PROBLEM TO WORK ON>
Copy out the lines that include the word "duration".

MATERIAL FOR THE TASK>
** Start **

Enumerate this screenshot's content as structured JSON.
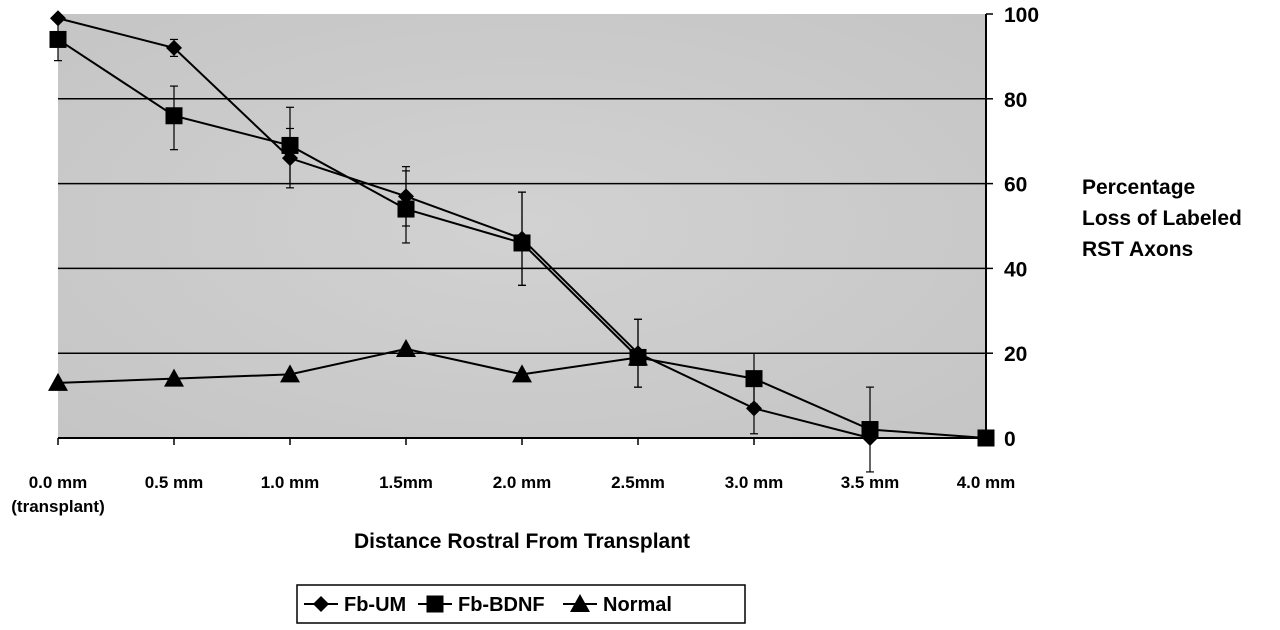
{
  "chart_data": {
    "type": "line",
    "title": "",
    "xlabel": "Distance Rostral From Transplant",
    "ylabel": [
      "Percentage",
      "Loss of Labeled",
      "RST Axons"
    ],
    "categories": [
      "0.0 mm",
      "0.5 mm",
      "1.0 mm",
      "1.5mm",
      "2.0 mm",
      "2.5mm",
      "3.0 mm",
      "3.5 mm",
      "4.0 mm"
    ],
    "category_sublabels": [
      "(transplant)",
      "",
      "",
      "",
      "",
      "",
      "",
      "",
      ""
    ],
    "ylim": [
      0,
      100
    ],
    "yticks": [
      "100",
      "80",
      "60",
      "40",
      "20",
      "0"
    ],
    "ytick_values": [
      100,
      80,
      60,
      40,
      20,
      0
    ],
    "y_axis_side": "right",
    "grid": true,
    "plot_background": "#cfcfcf",
    "legend_position": "bottom-center",
    "series": [
      {
        "name": "Fb-UM",
        "marker": "diamond",
        "values": [
          99,
          92,
          66,
          57,
          47,
          20,
          7,
          0,
          0
        ],
        "error_low": [
          null,
          2,
          7,
          7,
          11,
          8,
          6,
          null,
          null
        ],
        "error_high": [
          null,
          2,
          7,
          7,
          11,
          8,
          6,
          null,
          null
        ]
      },
      {
        "name": "Fb-BDNF",
        "marker": "square",
        "values": [
          94,
          76,
          69,
          54,
          46,
          19,
          14,
          2,
          0
        ],
        "error_low": [
          5,
          8,
          9,
          8,
          10,
          7,
          6,
          10,
          null
        ],
        "error_high": [
          5,
          7,
          9,
          9,
          12,
          9,
          6,
          10,
          null
        ]
      },
      {
        "name": "Normal",
        "marker": "triangle",
        "values": [
          13,
          14,
          15,
          21,
          15,
          19,
          null,
          null,
          null
        ]
      }
    ]
  }
}
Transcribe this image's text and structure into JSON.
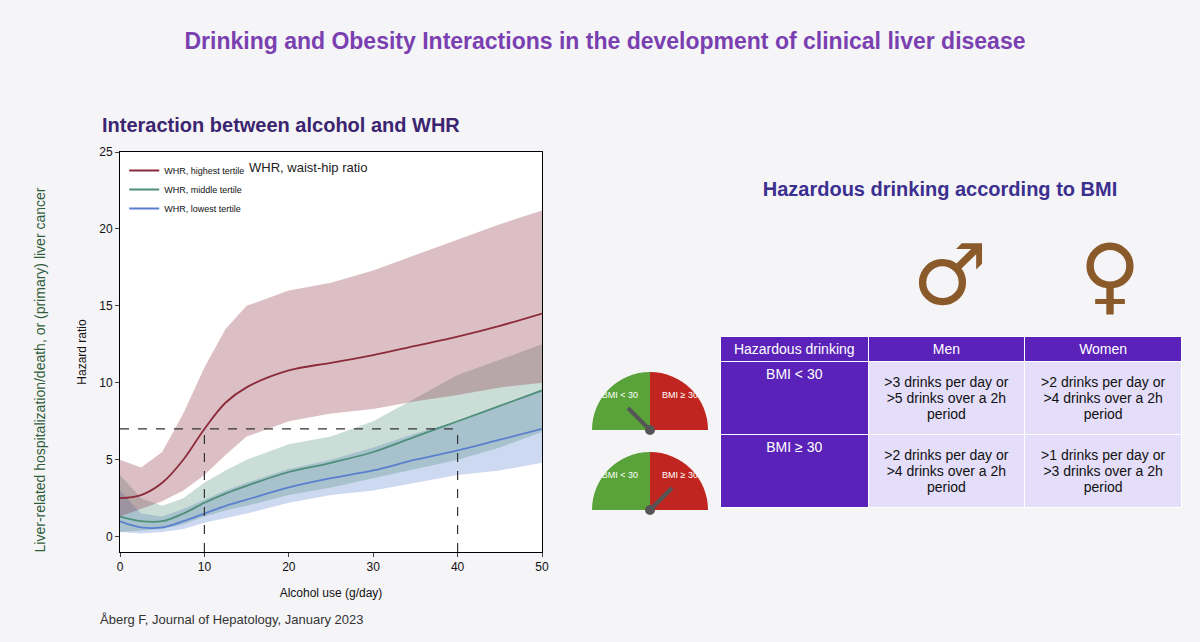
{
  "slide": {
    "title": "Drinking and Obesity Interactions in the development of clinical liver disease",
    "citation": "Åberg F, Journal of Hepatology, January 2023"
  },
  "chart_data": {
    "type": "line",
    "title": "Interaction between alcohol and WHR",
    "annotation": "WHR, waist-hip ratio",
    "outcome_label": "Liver-related hospitalization/death, or (primary) liver cancer",
    "x_label": "Alcohol use (g/day)",
    "y_label": "Hazard ratio",
    "x": [
      0,
      2.5,
      5,
      7.5,
      10,
      12.5,
      15,
      20,
      25,
      30,
      35,
      40,
      45,
      50
    ],
    "series": [
      {
        "name": "WHR, lowest tertile",
        "color": "#5b7fcf",
        "values": [
          1.0,
          0.6,
          0.6,
          1.0,
          1.5,
          2.0,
          2.4,
          3.2,
          3.8,
          4.3,
          5.0,
          5.6,
          6.3,
          7.0
        ],
        "ci_lower": [
          0.3,
          0.2,
          0.3,
          0.5,
          0.9,
          1.2,
          1.5,
          2.2,
          2.7,
          3.0,
          3.5,
          4.0,
          4.3,
          4.8
        ],
        "ci_upper": [
          3.0,
          1.5,
          1.3,
          1.8,
          2.4,
          3.0,
          3.5,
          4.4,
          5.0,
          5.8,
          6.7,
          7.5,
          8.5,
          9.5
        ]
      },
      {
        "name": "WHR, middle tertile",
        "color": "#4f8f7a",
        "values": [
          1.3,
          1.0,
          1.0,
          1.5,
          2.2,
          2.8,
          3.3,
          4.2,
          4.8,
          5.5,
          6.5,
          7.5,
          8.5,
          9.5
        ],
        "ci_lower": [
          0.3,
          0.4,
          0.5,
          0.8,
          1.3,
          1.7,
          2.0,
          2.7,
          3.2,
          3.8,
          4.4,
          5.0,
          5.8,
          6.8
        ],
        "ci_upper": [
          4.0,
          2.5,
          2.0,
          2.5,
          3.5,
          4.3,
          5.0,
          6.0,
          6.5,
          7.5,
          9.0,
          10.5,
          11.5,
          12.5
        ]
      },
      {
        "name": "WHR, highest tertile",
        "color": "#8b2b3a",
        "values": [
          2.5,
          2.7,
          3.5,
          5.0,
          7.0,
          8.7,
          9.7,
          10.8,
          11.3,
          11.8,
          12.4,
          13.0,
          13.7,
          14.5
        ],
        "ci_lower": [
          1.3,
          1.8,
          2.3,
          3.0,
          4.0,
          5.3,
          6.5,
          7.5,
          8.0,
          8.3,
          8.8,
          9.2,
          9.7,
          10.0
        ],
        "ci_upper": [
          5.0,
          4.5,
          5.5,
          8.0,
          11.0,
          13.5,
          15.0,
          16.0,
          16.5,
          17.3,
          18.3,
          19.3,
          20.3,
          21.2
        ]
      }
    ],
    "reference_lines": {
      "x": [
        10,
        40
      ],
      "y": 7
    },
    "xlim": [
      0,
      50
    ],
    "xticks": [
      0,
      10,
      20,
      30,
      40,
      50
    ],
    "ylim": [
      -1,
      25
    ],
    "yticks": [
      0,
      5,
      10,
      15,
      20,
      25
    ],
    "grid": false,
    "legend": "upper left"
  },
  "table_panel": {
    "title": "Hazardous drinking according to BMI",
    "symbols": [
      "♂",
      "♀"
    ],
    "gauge_labels": [
      "BMI < 30",
      "BMI ≥ 30"
    ],
    "table": {
      "header": [
        "Hazardous drinking",
        "Men",
        "Women"
      ],
      "rows": [
        [
          "BMI < 30",
          ">3 drinks per day or >5 drinks over a 2h period",
          ">2 drinks per day or >4 drinks over a 2h period"
        ],
        [
          "BMI ≥ 30",
          ">2 drinks per day or >4 drinks over a 2h period",
          ">1 drinks per day or >3 drinks over a 2h period"
        ]
      ]
    }
  }
}
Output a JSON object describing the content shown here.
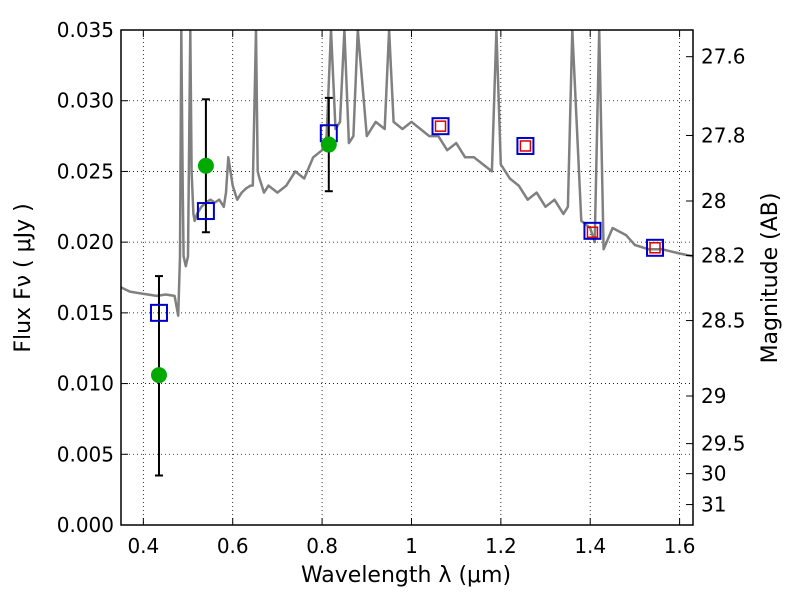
{
  "chart_data": {
    "type": "line",
    "xlabel": "Wavelength  λ (μm)",
    "ylabel": "Flux  Fν  ( μJy )",
    "y2label": "Magnitude (AB)",
    "xlim": [
      0.35,
      1.63
    ],
    "ylim": [
      0,
      0.035
    ],
    "grid": true,
    "x_ticks": [
      0.4,
      0.6,
      0.8,
      1.0,
      1.2,
      1.4,
      1.6
    ],
    "x_tick_labels": [
      "0.4",
      "0.6",
      "0.8",
      "1",
      "1.2",
      "1.4",
      "1.6"
    ],
    "y_ticks": [
      0,
      0.005,
      0.01,
      0.015,
      0.02,
      0.025,
      0.03,
      0.035
    ],
    "y_tick_labels": [
      "0.000",
      "0.005",
      "0.010",
      "0.015",
      "0.020",
      "0.025",
      "0.030",
      "0.035"
    ],
    "y2_ticks": [
      27.6,
      27.8,
      28,
      28.2,
      28.5,
      29,
      29.5,
      30,
      31
    ],
    "y2_tick_labels": [
      "27.6",
      "27.8",
      "28",
      "28.2",
      "28.5",
      "29",
      "29.5",
      "30",
      "31"
    ],
    "colors": {
      "spectrum": "#808080",
      "model_square": "#0000cc",
      "inner_square": "#dd0000",
      "observed_point": "#00aa00",
      "errorbar": "#000000"
    },
    "series": [
      {
        "kind": "spectrum",
        "x": [
          0.35,
          0.37,
          0.39,
          0.41,
          0.43,
          0.45,
          0.47,
          0.478,
          0.482,
          0.485,
          0.488,
          0.49,
          0.495,
          0.5,
          0.505,
          0.508,
          0.512,
          0.515,
          0.52,
          0.53,
          0.54,
          0.55,
          0.56,
          0.57,
          0.58,
          0.585,
          0.59,
          0.6,
          0.61,
          0.62,
          0.63,
          0.64,
          0.645,
          0.652,
          0.656,
          0.66,
          0.665,
          0.67,
          0.68,
          0.7,
          0.72,
          0.74,
          0.76,
          0.78,
          0.8,
          0.81,
          0.82,
          0.83,
          0.84,
          0.85,
          0.86,
          0.87,
          0.88,
          0.9,
          0.92,
          0.94,
          0.95,
          0.96,
          0.98,
          1.0,
          1.02,
          1.04,
          1.06,
          1.08,
          1.1,
          1.12,
          1.14,
          1.16,
          1.18,
          1.19,
          1.2,
          1.22,
          1.24,
          1.26,
          1.28,
          1.3,
          1.32,
          1.34,
          1.35,
          1.36,
          1.38,
          1.4,
          1.41,
          1.42,
          1.43,
          1.45,
          1.48,
          1.5,
          1.53,
          1.56,
          1.6,
          1.63
        ],
        "y": [
          0.0168,
          0.0165,
          0.0164,
          0.0163,
          0.0162,
          0.0163,
          0.0162,
          0.0148,
          0.019,
          0.035,
          0.024,
          0.019,
          0.0183,
          0.019,
          0.035,
          0.025,
          0.022,
          0.0215,
          0.022,
          0.0225,
          0.0228,
          0.023,
          0.0228,
          0.023,
          0.0225,
          0.0235,
          0.026,
          0.024,
          0.023,
          0.0235,
          0.0238,
          0.024,
          0.024,
          0.035,
          0.025,
          0.0245,
          0.024,
          0.0235,
          0.024,
          0.0235,
          0.024,
          0.025,
          0.0245,
          0.026,
          0.0265,
          0.0275,
          0.035,
          0.028,
          0.0285,
          0.035,
          0.027,
          0.0275,
          0.035,
          0.0275,
          0.0285,
          0.028,
          0.035,
          0.0285,
          0.028,
          0.0285,
          0.028,
          0.0275,
          0.0275,
          0.0265,
          0.027,
          0.026,
          0.026,
          0.0255,
          0.025,
          0.035,
          0.0255,
          0.0245,
          0.024,
          0.023,
          0.0235,
          0.0225,
          0.023,
          0.022,
          0.0225,
          0.035,
          0.0215,
          0.021,
          0.02,
          0.035,
          0.0195,
          0.021,
          0.0205,
          0.0198,
          0.0195,
          0.0195,
          0.0192,
          0.019
        ]
      },
      {
        "kind": "model_squares",
        "x": [
          0.435,
          0.54,
          0.815,
          1.065,
          1.255,
          1.405,
          1.545
        ],
        "y": [
          0.015,
          0.0222,
          0.0277,
          0.0282,
          0.0268,
          0.0208,
          0.0196
        ]
      },
      {
        "kind": "inner_squares",
        "x": [
          1.065,
          1.255,
          1.405,
          1.545
        ],
        "y": [
          0.0282,
          0.0268,
          0.0207,
          0.0196
        ]
      },
      {
        "kind": "observed_points",
        "x": [
          0.435,
          0.54,
          0.815
        ],
        "y": [
          0.0106,
          0.0254,
          0.0269
        ],
        "yerr_low": [
          0.0035,
          0.0207,
          0.0236
        ],
        "yerr_high": [
          0.0176,
          0.0301,
          0.0302
        ]
      }
    ]
  }
}
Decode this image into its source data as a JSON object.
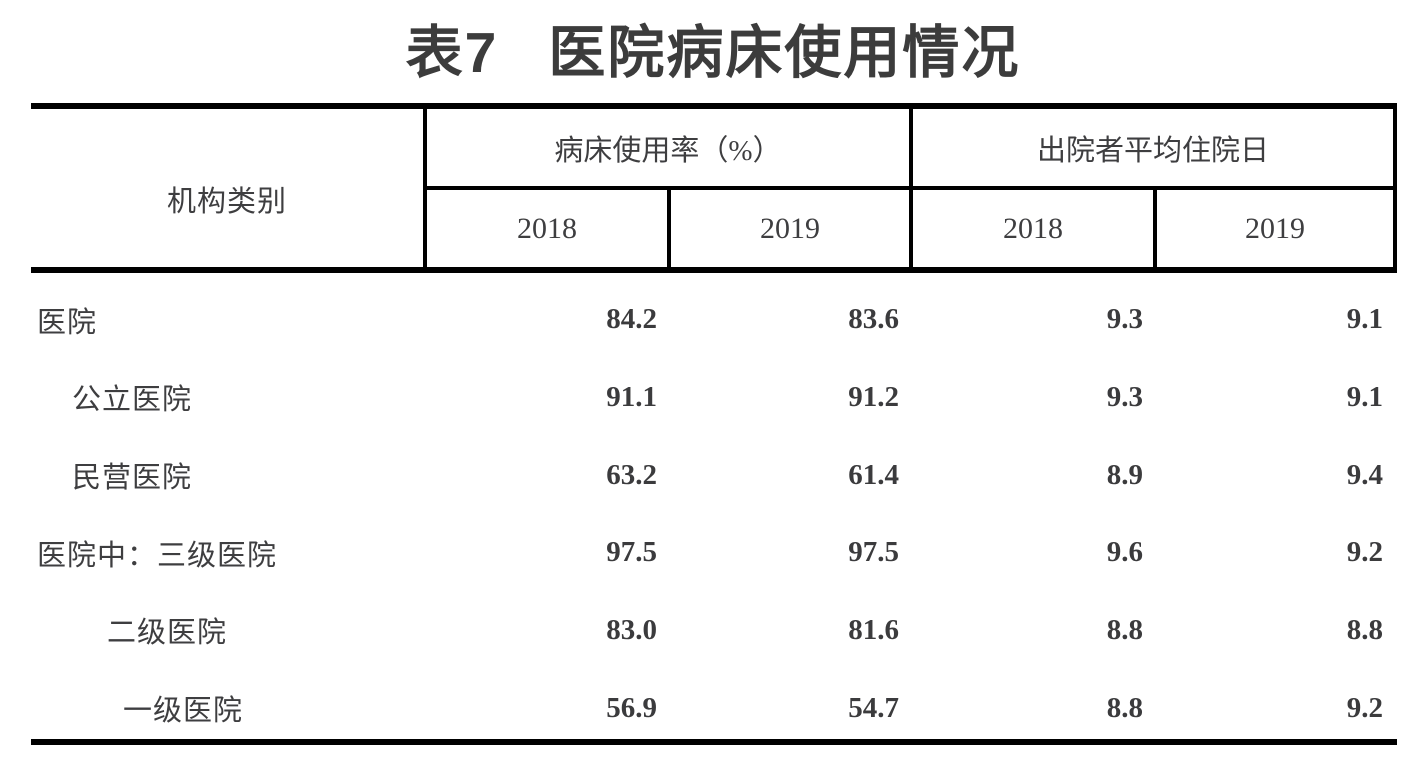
{
  "page": {
    "title": {
      "prefix": "表7",
      "text": "医院病床使用情况"
    }
  },
  "table": {
    "header": {
      "category": "机构类别",
      "groups": [
        {
          "label": "病床使用率（%）",
          "years": [
            "2018",
            "2019"
          ]
        },
        {
          "label": "出院者平均住院日",
          "years": [
            "2018",
            "2019"
          ]
        }
      ]
    },
    "rows": [
      {
        "label": "医院",
        "values": [
          "84.2",
          "83.6",
          "9.3",
          "9.1"
        ]
      },
      {
        "label": "公立医院",
        "values": [
          "91.1",
          "91.2",
          "9.3",
          "9.1"
        ]
      },
      {
        "label": "民营医院",
        "values": [
          "63.2",
          "61.4",
          "8.9",
          "9.4"
        ]
      },
      {
        "label": "医院中：三级医院",
        "values": [
          "97.5",
          "97.5",
          "9.6",
          "9.2"
        ]
      },
      {
        "label": "二级医院",
        "values": [
          "83.0",
          "81.6",
          "8.8",
          "8.8"
        ]
      },
      {
        "label": "一级医院",
        "values": [
          "56.9",
          "54.7",
          "8.8",
          "9.2"
        ]
      }
    ]
  },
  "chart_data": {
    "type": "table",
    "title": "表7 医院病床使用情况",
    "columns": [
      "机构类别",
      "病床使用率（%） 2018",
      "病床使用率（%） 2019",
      "出院者平均住院日 2018",
      "出院者平均住院日 2019"
    ],
    "rows": [
      [
        "医院",
        84.2,
        83.6,
        9.3,
        9.1
      ],
      [
        "公立医院",
        91.1,
        91.2,
        9.3,
        9.1
      ],
      [
        "民营医院",
        63.2,
        61.4,
        8.9,
        9.4
      ],
      [
        "医院中：三级医院",
        97.5,
        97.5,
        9.6,
        9.2
      ],
      [
        "二级医院",
        83.0,
        81.6,
        8.8,
        8.8
      ],
      [
        "一级医院",
        56.9,
        54.7,
        8.8,
        9.2
      ]
    ]
  }
}
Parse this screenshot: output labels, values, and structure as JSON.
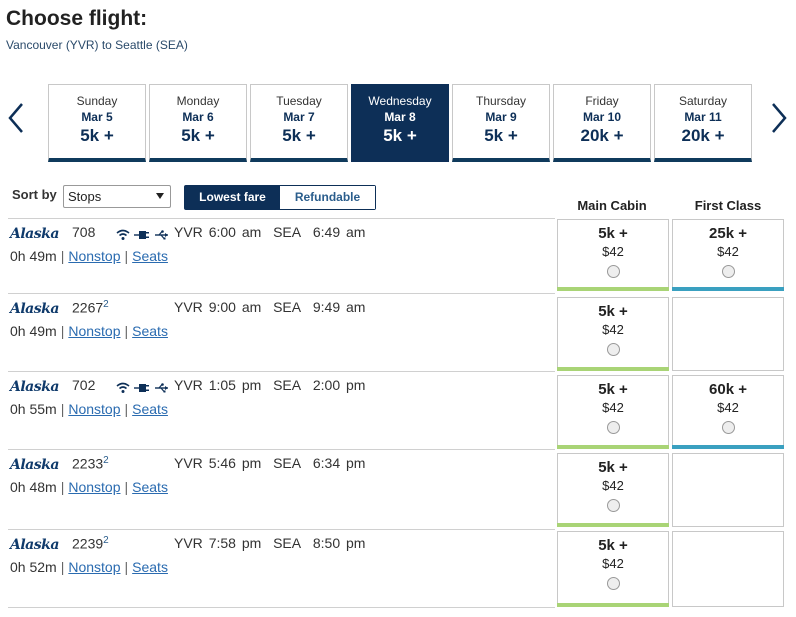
{
  "header": {
    "title": "Choose flight:",
    "route": "Vancouver (YVR) to Seattle (SEA)"
  },
  "dates": [
    {
      "dow": "Sunday",
      "date": "Mar 5",
      "price": "5k +"
    },
    {
      "dow": "Monday",
      "date": "Mar 6",
      "price": "5k +"
    },
    {
      "dow": "Tuesday",
      "date": "Mar 7",
      "price": "5k +"
    },
    {
      "dow": "Wednesday",
      "date": "Mar 8",
      "price": "5k +"
    },
    {
      "dow": "Thursday",
      "date": "Mar 9",
      "price": "5k +"
    },
    {
      "dow": "Friday",
      "date": "Mar 10",
      "price": "20k +"
    },
    {
      "dow": "Saturday",
      "date": "Mar 11",
      "price": "20k +"
    }
  ],
  "selected_date_index": 3,
  "sort": {
    "label": "Sort by",
    "value": "Stops",
    "toggle_on": "Lowest fare",
    "toggle_off": "Refundable"
  },
  "columns": {
    "main": "Main Cabin",
    "first": "First Class"
  },
  "flights": [
    {
      "airline": "Alaska",
      "number": "708",
      "sup": "",
      "amenities": true,
      "from": "YVR",
      "dep": "6:00 am",
      "to": "SEA",
      "arr": "6:49 am",
      "duration": "0h 49m",
      "stops": "Nonstop",
      "seats": "Seats",
      "main": {
        "pts": "5k +",
        "usd": "$42"
      },
      "first": {
        "pts": "25k +",
        "usd": "$42"
      }
    },
    {
      "airline": "Alaska",
      "number": "2267",
      "sup": "2",
      "amenities": false,
      "from": "YVR",
      "dep": "9:00 am",
      "to": "SEA",
      "arr": "9:49 am",
      "duration": "0h 49m",
      "stops": "Nonstop",
      "seats": "Seats",
      "main": {
        "pts": "5k +",
        "usd": "$42"
      },
      "first": null
    },
    {
      "airline": "Alaska",
      "number": "702",
      "sup": "",
      "amenities": true,
      "from": "YVR",
      "dep": "1:05 pm",
      "to": "SEA",
      "arr": "2:00 pm",
      "duration": "0h 55m",
      "stops": "Nonstop",
      "seats": "Seats",
      "main": {
        "pts": "5k +",
        "usd": "$42"
      },
      "first": {
        "pts": "60k +",
        "usd": "$42"
      }
    },
    {
      "airline": "Alaska",
      "number": "2233",
      "sup": "2",
      "amenities": false,
      "from": "YVR",
      "dep": "5:46 pm",
      "to": "SEA",
      "arr": "6:34 pm",
      "duration": "0h 48m",
      "stops": "Nonstop",
      "seats": "Seats",
      "main": {
        "pts": "5k +",
        "usd": "$42"
      },
      "first": null
    },
    {
      "airline": "Alaska",
      "number": "2239",
      "sup": "2",
      "amenities": false,
      "from": "YVR",
      "dep": "7:58 pm",
      "to": "SEA",
      "arr": "8:50 pm",
      "duration": "0h 52m",
      "stops": "Nonstop",
      "seats": "Seats",
      "main": {
        "pts": "5k +",
        "usd": "$42"
      },
      "first": null
    }
  ],
  "colors": {
    "navy": "#0d2f57",
    "main_bar": "#a9d476",
    "first_bar": "#3aa0c0",
    "link": "#2a6bb0"
  }
}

** End **

OUTPUT OF THE EXERCISE>
      "duration": "0h 49m",
      "duration": "0h 49m",
      "duration": "0h 55m",
      "duration": "0h 48m",
      "duration": "0h 52m",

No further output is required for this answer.